◆ EXTRAIT
============

Tous les hommes sont pécheurs, en solidarité avec Adam. Et pourtant, le Christ est mort pour tous les hommes. Si cela est vrai, et Paul en est intimement convaincu, il est certain que Dieu va tout mettre en œuvre pour mener jusqu'au bout l’œuvre de salut qu'il a inaugurée en son Fils. Dieu a tant aimé le monde qu'il a donné son Fils, à plus forte raison va-t-il désormais réconcilier toute l'humanité avec lui, car s'il a aimé, il ne peut cesser d'aimer, il aime toujours. Puisqu'il a donné la preuve de son amour, dans la mort et dans la résurrection du Christ, il faudrait volontairement se rendre aveugle pour refuser l'espérance.

============

◆ DONNÉES FOURNIES
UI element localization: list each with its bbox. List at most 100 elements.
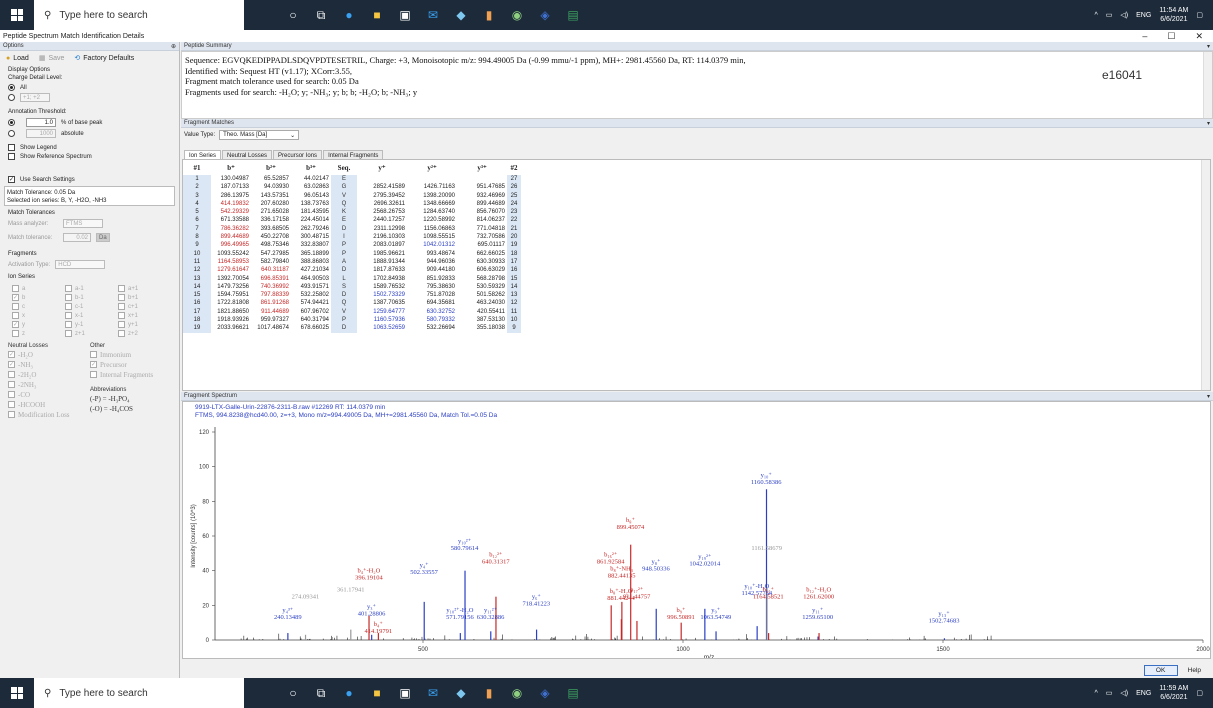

============

◆ CONSIGNES
1. D'après l'extrait, pourquoi Dieu va-t-il désormais réconcilier toute l'humanité avec lui ? Répondez en une à trois phrases.
2. Pouvez-vous restituer mot pour mot le passage de l'extrait allant de « Tous les hommes sont » à « pour refuser l'espérance. » ?
Les lignes n'ont aucun rapport avec l'extrait.

◆ RÉPONSES
1. Dieu a tant aimé le monde qu'il a donné son Fils. Or, s'il a aimé, il ne peut cesser d'aimer : il aime toujours.

2.
Tous les hommes sont pécheurs, en solidarité avec Adam. Et pourtant, le Christ est mort pour tous les hommes. Si cela est vrai, et Paul en est intimement convaincu, il est certain que Dieu va tout mettre en œuvre pour mener jusqu'au bout l’œuvre de salut qu'il a inaugurée en son Fils. Dieu a tant aimé le monde qu'il a donné son Fils, à plus forte raison va-t-il désormais réconcilier toute l'humanité avec lui, car s'il a aimé, il ne peut cesser d'aimer, il aime toujours. Puisqu'il a donné la preuve de son amour, dans la mort et dans la résurrection du Christ, il faudrait volontairement se rendre aveugle pour refuser l'espérance.